DATA TO USE —
:::
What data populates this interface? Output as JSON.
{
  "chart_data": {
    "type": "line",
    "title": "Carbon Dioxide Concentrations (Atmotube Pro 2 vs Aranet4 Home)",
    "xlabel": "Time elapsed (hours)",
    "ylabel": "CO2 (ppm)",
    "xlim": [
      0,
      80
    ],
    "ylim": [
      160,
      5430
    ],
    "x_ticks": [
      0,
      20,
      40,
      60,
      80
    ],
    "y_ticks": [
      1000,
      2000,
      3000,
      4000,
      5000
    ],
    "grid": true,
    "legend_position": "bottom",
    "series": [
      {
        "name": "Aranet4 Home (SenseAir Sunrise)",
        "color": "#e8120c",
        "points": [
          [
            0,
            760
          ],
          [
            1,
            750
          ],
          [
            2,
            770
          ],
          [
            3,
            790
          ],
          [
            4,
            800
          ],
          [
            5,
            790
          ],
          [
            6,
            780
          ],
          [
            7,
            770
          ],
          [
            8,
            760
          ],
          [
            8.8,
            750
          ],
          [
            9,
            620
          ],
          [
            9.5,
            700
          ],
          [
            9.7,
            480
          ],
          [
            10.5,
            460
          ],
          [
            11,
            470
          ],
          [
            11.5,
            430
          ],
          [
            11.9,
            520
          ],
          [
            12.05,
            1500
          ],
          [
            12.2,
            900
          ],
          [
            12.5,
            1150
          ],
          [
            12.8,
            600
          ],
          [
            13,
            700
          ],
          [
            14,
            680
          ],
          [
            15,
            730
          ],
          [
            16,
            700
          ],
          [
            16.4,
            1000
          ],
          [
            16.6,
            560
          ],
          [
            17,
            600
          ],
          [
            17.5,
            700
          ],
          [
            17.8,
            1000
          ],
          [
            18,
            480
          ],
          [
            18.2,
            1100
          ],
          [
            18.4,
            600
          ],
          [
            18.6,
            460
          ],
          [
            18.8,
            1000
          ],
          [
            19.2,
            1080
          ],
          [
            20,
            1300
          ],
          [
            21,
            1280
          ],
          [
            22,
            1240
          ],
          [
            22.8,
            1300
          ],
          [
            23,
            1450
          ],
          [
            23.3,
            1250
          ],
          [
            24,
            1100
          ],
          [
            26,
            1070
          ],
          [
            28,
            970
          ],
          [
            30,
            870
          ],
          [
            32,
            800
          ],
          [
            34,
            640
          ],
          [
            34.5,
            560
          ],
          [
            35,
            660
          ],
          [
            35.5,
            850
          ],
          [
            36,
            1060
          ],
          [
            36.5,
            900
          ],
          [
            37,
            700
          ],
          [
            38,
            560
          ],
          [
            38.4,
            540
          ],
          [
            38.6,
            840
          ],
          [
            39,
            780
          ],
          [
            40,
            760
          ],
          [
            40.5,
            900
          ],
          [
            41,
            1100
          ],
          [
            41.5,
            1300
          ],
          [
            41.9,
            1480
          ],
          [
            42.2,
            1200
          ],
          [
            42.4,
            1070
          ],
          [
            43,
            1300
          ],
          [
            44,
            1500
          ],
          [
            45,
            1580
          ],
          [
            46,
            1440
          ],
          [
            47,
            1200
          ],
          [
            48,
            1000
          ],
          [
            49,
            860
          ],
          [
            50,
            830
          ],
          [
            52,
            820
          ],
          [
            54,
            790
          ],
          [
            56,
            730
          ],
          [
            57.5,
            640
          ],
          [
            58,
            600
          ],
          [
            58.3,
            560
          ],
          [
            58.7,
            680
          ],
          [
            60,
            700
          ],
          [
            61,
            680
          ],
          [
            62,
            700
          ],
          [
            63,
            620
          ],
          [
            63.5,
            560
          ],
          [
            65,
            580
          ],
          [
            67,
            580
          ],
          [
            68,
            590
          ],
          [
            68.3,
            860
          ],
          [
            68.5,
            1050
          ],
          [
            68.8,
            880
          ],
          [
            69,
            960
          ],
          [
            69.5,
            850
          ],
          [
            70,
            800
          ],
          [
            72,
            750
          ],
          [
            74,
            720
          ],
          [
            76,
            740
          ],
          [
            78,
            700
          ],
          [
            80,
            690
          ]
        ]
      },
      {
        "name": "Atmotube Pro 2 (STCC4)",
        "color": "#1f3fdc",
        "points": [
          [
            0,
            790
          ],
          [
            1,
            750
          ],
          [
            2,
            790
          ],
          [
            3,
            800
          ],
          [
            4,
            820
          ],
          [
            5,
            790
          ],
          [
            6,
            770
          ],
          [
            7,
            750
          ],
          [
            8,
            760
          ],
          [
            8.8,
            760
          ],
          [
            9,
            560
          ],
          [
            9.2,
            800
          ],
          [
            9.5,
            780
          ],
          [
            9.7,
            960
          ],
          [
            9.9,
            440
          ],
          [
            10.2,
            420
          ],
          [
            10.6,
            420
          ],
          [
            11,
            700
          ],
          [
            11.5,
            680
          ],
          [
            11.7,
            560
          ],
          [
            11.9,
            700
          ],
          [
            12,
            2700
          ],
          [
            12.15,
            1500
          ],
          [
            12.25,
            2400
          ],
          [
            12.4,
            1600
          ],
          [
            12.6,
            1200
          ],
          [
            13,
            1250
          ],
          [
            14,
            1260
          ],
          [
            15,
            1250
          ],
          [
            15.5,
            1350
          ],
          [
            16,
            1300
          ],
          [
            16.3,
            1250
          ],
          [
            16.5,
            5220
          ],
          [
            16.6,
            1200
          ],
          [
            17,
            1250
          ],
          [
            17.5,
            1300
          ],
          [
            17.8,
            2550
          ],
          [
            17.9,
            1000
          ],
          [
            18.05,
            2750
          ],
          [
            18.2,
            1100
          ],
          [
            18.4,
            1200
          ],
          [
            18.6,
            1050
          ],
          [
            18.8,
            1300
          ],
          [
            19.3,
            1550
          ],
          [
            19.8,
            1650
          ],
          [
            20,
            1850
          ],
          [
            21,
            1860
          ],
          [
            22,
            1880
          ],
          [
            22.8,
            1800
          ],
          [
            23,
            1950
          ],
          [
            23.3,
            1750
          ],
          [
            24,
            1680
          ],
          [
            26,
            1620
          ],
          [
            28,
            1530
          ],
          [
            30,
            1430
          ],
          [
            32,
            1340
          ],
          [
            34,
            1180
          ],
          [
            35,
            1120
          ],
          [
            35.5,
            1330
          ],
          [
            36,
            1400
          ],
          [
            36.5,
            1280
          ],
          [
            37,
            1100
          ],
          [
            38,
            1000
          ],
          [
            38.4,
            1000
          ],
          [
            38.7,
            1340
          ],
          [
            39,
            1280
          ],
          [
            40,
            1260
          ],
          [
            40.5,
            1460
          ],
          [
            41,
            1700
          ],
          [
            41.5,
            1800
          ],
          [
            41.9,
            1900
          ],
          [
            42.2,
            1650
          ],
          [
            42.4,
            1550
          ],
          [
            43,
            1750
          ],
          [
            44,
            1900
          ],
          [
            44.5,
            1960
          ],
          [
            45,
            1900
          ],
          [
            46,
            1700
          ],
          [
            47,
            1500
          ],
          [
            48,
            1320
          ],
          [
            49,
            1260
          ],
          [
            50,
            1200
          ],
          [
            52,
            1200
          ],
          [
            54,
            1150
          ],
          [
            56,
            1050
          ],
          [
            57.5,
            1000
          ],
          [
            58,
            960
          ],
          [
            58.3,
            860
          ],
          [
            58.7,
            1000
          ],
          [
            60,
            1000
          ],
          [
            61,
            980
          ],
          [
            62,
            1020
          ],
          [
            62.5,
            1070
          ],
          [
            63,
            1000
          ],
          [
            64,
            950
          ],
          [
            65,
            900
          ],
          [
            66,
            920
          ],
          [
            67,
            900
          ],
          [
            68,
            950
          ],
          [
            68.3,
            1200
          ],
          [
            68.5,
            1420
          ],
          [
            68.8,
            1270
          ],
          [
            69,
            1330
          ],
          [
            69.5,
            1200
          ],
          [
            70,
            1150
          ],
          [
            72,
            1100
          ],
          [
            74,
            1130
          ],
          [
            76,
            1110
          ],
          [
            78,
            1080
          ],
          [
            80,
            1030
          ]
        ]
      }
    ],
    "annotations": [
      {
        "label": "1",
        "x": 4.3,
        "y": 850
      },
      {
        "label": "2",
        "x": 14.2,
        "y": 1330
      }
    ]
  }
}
:::
EXERCISE INSTRUCTIONS — List the lines of the material in which the word "name" occurs.

SOLVED EXERCISE —
        "name": "Aranet4 Home (SenseAir Sunrise)",
        "name": "Atmotube Pro 2 (STCC4)",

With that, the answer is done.